> **Stated exercise**: Each line that holds the word "蚌埠市住房和城乡建设委员会会计结算中心" counts once; report how many lines do so and nothing else.

··· Material shown

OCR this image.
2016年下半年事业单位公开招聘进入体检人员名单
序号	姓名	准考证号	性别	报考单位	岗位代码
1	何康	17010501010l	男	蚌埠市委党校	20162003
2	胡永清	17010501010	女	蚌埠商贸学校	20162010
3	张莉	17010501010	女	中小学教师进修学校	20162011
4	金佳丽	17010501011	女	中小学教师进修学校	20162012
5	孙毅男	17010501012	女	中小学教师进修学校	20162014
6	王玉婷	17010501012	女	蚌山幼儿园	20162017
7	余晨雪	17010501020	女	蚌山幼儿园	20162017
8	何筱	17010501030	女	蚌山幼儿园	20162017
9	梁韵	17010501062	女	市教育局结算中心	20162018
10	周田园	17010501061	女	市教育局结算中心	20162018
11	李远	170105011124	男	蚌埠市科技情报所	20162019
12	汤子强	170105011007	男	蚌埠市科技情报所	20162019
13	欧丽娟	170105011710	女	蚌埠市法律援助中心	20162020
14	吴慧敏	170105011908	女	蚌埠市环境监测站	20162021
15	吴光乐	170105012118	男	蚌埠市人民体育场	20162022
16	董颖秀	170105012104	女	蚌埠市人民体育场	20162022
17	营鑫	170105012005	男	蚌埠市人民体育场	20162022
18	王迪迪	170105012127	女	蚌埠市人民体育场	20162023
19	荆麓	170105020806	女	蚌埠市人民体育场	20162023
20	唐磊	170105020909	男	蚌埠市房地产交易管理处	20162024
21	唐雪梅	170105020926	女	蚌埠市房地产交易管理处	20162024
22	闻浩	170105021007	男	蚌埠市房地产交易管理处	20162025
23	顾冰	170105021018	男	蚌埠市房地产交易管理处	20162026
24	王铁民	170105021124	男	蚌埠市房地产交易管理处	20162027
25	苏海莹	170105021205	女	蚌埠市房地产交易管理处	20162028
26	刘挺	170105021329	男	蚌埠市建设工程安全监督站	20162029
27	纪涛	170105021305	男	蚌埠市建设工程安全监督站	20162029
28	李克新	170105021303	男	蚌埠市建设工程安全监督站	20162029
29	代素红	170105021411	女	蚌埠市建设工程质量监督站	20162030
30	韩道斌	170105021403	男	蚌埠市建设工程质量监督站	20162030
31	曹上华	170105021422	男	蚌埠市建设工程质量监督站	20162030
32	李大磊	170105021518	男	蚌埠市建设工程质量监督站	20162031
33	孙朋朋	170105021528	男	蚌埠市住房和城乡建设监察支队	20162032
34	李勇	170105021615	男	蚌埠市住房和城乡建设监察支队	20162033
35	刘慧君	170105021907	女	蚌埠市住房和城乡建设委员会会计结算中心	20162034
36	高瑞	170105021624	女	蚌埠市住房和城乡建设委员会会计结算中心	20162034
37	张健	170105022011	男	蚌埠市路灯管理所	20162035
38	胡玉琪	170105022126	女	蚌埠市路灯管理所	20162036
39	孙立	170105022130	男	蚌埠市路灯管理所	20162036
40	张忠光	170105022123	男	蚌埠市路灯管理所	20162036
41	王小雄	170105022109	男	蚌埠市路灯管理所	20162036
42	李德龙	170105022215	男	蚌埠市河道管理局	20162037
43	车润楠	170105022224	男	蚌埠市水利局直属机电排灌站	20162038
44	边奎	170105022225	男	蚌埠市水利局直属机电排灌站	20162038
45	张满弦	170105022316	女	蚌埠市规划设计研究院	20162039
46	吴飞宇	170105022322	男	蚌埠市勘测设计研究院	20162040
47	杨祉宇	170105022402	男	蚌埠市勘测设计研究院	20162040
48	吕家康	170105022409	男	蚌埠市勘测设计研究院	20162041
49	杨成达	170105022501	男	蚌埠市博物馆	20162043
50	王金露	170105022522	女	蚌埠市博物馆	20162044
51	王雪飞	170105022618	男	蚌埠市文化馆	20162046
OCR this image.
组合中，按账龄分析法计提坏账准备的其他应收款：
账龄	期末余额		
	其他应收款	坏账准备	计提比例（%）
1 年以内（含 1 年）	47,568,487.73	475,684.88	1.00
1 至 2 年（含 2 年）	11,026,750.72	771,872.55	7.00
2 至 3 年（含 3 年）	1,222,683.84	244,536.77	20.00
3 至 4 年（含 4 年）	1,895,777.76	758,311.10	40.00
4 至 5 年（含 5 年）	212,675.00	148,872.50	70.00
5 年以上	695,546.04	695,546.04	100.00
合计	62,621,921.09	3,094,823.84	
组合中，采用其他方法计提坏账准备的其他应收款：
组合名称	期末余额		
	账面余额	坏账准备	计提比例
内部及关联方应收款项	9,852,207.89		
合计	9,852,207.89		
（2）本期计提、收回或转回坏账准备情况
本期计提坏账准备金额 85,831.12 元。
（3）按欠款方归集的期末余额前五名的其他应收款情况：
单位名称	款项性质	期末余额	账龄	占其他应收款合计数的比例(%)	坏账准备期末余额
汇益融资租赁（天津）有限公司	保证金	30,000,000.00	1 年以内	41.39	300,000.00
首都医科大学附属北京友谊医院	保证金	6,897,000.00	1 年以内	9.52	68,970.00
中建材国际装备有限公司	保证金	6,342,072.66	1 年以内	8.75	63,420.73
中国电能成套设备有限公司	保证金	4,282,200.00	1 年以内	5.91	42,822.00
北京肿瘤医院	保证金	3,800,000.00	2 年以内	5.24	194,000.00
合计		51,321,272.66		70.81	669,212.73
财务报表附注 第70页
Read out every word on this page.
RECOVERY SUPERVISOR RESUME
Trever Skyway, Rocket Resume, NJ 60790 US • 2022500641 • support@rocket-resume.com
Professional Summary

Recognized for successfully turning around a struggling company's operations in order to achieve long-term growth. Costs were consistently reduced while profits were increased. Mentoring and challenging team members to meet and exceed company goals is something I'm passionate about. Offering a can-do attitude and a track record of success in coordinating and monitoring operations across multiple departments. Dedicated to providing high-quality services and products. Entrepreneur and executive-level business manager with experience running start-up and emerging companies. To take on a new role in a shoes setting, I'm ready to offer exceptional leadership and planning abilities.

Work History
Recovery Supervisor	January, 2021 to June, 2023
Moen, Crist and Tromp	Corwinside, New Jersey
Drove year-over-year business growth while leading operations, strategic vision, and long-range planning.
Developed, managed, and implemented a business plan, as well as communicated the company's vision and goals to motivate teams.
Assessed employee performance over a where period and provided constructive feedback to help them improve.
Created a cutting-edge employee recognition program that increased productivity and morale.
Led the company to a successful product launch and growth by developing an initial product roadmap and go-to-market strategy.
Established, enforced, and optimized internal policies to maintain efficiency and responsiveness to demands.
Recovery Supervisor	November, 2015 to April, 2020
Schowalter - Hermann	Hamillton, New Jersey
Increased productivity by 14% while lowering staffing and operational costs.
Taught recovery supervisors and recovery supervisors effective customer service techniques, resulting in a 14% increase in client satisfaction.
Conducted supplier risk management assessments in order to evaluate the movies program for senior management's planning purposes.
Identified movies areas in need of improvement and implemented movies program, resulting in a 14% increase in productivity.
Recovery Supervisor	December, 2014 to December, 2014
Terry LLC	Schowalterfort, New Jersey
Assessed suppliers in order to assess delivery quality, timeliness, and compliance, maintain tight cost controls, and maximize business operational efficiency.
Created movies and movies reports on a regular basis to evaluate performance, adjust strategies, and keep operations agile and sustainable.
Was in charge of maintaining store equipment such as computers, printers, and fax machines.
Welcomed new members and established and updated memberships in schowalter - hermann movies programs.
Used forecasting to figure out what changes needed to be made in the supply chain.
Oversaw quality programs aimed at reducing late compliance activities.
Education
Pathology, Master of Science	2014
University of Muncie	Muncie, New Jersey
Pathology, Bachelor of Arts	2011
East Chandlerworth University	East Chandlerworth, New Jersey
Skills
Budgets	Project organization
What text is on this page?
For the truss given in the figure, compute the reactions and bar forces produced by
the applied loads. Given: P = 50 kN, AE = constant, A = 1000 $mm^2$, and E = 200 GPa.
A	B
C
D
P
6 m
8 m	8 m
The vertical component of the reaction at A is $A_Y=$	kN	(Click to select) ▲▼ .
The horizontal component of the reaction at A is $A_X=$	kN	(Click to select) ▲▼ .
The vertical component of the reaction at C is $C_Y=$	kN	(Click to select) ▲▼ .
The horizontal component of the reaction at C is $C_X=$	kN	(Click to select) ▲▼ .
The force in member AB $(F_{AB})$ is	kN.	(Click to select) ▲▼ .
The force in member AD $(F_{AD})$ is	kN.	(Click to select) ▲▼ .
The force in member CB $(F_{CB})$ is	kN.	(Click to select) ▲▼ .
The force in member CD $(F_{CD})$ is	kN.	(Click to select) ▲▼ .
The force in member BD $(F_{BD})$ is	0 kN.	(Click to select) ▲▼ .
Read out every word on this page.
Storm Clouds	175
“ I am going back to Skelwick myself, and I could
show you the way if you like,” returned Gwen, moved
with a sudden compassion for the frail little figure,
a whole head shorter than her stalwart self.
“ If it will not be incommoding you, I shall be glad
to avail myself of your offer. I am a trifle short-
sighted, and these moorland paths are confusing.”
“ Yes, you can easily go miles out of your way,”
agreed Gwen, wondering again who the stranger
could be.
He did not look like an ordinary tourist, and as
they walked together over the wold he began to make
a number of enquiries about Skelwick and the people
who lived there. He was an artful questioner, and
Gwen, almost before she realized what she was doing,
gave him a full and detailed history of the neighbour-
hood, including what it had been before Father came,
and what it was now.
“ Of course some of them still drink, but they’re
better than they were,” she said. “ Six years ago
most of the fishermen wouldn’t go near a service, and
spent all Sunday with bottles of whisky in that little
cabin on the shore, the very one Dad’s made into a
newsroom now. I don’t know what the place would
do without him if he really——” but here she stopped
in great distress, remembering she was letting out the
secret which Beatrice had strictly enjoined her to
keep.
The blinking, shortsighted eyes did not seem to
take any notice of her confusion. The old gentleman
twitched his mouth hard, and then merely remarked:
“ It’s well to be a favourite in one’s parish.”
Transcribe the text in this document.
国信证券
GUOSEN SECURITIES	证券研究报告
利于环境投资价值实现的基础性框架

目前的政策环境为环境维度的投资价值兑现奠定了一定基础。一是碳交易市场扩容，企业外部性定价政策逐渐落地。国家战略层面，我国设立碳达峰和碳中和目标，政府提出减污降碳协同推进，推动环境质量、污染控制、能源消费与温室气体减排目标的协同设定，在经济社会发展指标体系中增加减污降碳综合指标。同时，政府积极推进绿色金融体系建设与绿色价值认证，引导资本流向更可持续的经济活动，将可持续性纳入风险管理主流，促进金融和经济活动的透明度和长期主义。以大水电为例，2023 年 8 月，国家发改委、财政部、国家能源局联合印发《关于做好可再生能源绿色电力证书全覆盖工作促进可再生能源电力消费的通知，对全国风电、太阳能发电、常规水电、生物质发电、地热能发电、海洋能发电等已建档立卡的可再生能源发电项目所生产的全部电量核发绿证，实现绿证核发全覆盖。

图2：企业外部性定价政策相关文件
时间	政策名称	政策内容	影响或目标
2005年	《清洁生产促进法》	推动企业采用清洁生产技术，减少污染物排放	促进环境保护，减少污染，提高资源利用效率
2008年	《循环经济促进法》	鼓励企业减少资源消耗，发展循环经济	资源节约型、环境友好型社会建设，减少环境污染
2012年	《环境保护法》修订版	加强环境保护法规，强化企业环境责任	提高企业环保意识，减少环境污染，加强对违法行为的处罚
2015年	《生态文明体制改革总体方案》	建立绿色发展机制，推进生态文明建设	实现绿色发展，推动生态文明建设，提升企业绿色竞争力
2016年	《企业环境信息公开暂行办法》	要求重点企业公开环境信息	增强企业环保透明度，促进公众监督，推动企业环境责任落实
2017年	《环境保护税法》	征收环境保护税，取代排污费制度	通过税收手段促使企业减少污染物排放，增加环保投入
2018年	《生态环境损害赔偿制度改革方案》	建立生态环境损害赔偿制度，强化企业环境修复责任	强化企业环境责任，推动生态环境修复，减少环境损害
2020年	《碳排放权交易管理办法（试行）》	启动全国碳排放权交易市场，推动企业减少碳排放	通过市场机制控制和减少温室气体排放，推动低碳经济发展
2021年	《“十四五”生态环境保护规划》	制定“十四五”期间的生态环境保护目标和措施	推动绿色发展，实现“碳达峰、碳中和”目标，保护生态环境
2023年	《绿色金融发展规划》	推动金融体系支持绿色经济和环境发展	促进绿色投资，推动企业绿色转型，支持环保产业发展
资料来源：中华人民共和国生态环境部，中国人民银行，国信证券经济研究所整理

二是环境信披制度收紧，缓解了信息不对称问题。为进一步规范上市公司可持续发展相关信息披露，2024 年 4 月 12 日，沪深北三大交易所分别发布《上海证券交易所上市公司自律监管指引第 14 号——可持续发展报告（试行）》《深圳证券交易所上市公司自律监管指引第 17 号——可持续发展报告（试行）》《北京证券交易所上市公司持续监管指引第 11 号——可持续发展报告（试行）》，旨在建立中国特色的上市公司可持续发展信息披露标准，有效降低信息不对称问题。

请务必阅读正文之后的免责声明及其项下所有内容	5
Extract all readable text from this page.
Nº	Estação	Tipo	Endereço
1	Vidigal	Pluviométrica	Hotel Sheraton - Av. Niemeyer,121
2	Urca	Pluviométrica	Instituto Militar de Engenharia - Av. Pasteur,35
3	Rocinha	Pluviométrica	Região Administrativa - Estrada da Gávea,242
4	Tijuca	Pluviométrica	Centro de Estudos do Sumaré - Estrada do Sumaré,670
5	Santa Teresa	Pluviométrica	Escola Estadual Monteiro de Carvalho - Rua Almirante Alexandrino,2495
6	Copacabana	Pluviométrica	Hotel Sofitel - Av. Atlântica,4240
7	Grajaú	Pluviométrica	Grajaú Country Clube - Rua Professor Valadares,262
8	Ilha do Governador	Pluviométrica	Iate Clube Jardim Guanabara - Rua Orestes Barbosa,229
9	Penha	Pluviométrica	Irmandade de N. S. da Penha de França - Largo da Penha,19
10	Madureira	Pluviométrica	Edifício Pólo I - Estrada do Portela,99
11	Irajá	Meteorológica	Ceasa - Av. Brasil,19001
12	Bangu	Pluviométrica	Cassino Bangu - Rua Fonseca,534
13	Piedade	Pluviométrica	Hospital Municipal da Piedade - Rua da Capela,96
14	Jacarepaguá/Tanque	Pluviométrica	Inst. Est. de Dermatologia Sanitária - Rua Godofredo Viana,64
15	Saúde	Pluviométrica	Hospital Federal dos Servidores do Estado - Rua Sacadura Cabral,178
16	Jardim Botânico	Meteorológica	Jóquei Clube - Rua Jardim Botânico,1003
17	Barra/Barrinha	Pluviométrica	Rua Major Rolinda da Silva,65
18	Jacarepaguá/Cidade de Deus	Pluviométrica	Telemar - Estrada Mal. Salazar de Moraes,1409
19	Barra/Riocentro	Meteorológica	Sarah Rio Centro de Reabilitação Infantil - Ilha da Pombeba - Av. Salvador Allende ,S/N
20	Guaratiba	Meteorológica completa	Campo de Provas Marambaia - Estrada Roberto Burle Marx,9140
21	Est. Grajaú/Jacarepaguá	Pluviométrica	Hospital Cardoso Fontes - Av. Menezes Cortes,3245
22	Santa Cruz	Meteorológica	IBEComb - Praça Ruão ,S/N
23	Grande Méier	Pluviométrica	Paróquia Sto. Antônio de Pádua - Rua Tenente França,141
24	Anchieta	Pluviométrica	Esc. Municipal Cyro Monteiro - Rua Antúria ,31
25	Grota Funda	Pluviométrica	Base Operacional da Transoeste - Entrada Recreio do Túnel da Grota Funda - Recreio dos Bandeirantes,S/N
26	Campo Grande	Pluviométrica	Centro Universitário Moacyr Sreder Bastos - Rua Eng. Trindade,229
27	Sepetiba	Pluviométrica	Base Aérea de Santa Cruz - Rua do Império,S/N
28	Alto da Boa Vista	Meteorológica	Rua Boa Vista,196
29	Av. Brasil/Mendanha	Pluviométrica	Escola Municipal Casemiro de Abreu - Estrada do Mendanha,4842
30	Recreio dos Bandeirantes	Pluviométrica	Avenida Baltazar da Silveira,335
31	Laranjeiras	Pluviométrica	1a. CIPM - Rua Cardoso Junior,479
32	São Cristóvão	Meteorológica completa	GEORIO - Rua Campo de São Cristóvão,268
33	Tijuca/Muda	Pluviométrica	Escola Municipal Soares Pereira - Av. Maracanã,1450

······

> **Correct output**: 2